(Input material):
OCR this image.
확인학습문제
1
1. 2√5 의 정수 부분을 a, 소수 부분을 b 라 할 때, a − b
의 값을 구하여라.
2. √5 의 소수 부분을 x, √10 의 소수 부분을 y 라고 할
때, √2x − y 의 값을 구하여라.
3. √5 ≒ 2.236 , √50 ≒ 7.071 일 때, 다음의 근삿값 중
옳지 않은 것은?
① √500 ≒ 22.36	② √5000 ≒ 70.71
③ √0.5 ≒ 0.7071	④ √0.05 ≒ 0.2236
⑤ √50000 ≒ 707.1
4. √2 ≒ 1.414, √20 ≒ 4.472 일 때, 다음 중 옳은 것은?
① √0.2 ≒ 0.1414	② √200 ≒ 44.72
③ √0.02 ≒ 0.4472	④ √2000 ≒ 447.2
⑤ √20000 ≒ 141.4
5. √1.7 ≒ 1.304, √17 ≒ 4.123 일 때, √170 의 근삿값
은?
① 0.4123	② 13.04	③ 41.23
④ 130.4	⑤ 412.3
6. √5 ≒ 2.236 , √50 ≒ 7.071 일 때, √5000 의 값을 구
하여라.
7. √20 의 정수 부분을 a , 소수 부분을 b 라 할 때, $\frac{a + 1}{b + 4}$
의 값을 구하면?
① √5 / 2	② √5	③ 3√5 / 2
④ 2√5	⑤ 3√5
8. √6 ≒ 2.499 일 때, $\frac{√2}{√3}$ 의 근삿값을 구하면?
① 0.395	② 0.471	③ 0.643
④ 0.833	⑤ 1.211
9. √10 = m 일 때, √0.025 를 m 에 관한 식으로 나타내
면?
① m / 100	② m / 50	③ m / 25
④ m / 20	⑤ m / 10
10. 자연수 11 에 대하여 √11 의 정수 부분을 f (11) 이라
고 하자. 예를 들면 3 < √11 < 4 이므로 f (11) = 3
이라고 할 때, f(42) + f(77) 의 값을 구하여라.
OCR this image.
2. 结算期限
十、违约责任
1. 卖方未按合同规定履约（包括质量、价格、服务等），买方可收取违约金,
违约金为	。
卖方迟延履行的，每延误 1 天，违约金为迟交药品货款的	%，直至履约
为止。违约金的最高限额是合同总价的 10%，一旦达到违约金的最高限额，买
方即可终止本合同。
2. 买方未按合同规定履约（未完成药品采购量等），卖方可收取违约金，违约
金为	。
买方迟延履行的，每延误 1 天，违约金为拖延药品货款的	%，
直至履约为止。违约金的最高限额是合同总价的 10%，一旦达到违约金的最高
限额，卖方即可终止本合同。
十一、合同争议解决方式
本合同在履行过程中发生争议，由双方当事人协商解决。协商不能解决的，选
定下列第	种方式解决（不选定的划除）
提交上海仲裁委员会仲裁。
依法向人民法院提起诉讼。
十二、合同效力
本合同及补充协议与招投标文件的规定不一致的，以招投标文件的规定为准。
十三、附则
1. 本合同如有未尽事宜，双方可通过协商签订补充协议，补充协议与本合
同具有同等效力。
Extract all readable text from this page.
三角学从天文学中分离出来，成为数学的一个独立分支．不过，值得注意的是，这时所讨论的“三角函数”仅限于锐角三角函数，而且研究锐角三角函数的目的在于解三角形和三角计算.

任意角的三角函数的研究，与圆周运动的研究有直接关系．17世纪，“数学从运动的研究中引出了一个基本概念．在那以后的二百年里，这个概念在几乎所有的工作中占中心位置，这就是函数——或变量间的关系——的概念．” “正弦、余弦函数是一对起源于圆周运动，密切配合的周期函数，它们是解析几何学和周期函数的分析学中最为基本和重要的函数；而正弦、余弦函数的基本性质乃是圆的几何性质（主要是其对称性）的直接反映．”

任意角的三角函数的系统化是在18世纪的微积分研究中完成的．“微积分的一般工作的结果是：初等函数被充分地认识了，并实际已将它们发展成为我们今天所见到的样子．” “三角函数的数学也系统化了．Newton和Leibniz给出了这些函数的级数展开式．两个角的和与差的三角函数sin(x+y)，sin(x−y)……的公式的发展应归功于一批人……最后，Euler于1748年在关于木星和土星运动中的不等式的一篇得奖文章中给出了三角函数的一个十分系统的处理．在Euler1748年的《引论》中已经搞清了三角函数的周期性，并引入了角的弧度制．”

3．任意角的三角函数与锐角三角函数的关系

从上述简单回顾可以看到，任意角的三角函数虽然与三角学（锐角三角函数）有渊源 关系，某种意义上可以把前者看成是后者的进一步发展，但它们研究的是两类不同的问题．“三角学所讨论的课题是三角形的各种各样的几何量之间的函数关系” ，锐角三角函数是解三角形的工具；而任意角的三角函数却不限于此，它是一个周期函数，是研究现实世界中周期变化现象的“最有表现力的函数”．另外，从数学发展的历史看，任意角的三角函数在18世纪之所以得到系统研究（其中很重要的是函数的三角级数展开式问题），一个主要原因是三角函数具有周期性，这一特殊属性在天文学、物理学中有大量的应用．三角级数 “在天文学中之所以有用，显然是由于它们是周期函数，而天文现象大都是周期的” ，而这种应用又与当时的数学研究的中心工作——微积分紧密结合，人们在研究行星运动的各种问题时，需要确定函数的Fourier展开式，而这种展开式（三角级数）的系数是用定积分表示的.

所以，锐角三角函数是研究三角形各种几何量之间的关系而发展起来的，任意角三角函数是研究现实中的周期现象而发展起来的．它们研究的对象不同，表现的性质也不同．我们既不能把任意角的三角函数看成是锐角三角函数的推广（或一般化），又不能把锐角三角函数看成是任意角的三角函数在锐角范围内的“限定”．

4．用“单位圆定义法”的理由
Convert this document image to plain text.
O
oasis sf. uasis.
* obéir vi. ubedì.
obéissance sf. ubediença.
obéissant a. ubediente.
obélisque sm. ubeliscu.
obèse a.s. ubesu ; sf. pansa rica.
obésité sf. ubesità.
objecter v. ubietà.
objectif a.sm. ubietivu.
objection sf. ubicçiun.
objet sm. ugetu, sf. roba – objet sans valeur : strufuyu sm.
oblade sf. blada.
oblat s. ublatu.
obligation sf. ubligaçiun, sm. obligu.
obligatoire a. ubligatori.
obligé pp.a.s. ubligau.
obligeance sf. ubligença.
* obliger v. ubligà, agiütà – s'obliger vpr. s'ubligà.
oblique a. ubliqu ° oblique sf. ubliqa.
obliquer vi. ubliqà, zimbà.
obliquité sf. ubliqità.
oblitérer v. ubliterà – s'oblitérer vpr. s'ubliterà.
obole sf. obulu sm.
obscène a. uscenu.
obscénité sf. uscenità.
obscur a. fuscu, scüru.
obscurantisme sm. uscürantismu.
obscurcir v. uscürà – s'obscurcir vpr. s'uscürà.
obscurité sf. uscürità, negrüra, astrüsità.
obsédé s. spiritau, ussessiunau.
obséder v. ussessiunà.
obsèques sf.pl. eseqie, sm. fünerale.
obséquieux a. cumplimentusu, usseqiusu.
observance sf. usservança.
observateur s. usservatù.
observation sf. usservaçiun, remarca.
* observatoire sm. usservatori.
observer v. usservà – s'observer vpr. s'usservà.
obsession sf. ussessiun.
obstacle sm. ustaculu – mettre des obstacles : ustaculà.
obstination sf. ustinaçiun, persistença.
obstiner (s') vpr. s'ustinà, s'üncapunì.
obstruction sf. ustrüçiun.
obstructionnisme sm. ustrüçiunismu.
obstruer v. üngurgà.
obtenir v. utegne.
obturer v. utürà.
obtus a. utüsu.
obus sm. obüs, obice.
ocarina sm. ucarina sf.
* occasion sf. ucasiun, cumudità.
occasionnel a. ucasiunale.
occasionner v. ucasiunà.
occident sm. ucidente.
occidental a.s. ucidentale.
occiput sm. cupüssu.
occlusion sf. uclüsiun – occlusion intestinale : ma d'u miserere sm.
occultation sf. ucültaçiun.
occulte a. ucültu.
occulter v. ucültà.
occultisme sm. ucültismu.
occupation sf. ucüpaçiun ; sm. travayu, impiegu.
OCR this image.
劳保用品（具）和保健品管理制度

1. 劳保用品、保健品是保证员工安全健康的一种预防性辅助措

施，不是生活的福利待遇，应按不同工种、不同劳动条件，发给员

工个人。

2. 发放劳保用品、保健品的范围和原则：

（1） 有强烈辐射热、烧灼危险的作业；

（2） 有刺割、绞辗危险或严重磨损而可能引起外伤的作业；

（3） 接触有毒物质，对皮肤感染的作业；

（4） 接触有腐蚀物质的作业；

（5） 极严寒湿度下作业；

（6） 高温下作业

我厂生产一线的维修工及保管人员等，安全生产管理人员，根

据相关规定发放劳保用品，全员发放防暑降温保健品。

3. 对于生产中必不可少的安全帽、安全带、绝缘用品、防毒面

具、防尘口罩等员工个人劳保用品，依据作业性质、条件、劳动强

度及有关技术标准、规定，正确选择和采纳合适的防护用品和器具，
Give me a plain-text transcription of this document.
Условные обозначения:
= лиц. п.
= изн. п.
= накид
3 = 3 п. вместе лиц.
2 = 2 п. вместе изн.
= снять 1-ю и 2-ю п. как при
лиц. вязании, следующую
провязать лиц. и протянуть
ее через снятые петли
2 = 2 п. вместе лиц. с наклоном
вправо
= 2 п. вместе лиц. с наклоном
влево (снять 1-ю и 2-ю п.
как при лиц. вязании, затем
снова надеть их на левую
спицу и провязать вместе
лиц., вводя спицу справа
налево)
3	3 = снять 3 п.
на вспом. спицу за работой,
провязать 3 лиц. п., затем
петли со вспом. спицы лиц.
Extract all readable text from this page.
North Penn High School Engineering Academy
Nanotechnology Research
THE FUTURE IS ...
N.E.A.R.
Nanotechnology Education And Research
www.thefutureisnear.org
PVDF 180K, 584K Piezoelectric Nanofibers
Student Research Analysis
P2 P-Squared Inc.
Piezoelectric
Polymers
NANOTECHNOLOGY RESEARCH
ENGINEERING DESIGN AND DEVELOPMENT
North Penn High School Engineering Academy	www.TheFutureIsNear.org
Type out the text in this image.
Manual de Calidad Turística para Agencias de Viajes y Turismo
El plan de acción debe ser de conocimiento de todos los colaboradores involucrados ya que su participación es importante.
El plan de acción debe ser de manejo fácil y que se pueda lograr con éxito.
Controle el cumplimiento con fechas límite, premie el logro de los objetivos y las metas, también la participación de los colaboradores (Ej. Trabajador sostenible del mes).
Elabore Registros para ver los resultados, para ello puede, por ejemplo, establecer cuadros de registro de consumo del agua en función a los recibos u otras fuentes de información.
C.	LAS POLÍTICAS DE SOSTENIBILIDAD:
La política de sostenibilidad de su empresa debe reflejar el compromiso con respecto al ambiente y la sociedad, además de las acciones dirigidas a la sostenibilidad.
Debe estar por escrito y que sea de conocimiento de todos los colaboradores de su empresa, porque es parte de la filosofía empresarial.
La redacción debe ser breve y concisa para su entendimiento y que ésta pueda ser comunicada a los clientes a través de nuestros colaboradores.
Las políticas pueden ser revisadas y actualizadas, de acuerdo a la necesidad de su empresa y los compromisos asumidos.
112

(Exercise aim): Pick out the lines that contain "participación" and copy them.

(The answer):
El plan de acción debe ser de conocimiento de todos los colaboradores involucrados ya que su participación es importante.
Controle el cumplimiento con fechas límite, premie el logro de los objetivos y las metas, también la participación de los colaboradores (Ej. Trabajador sostenible del mes).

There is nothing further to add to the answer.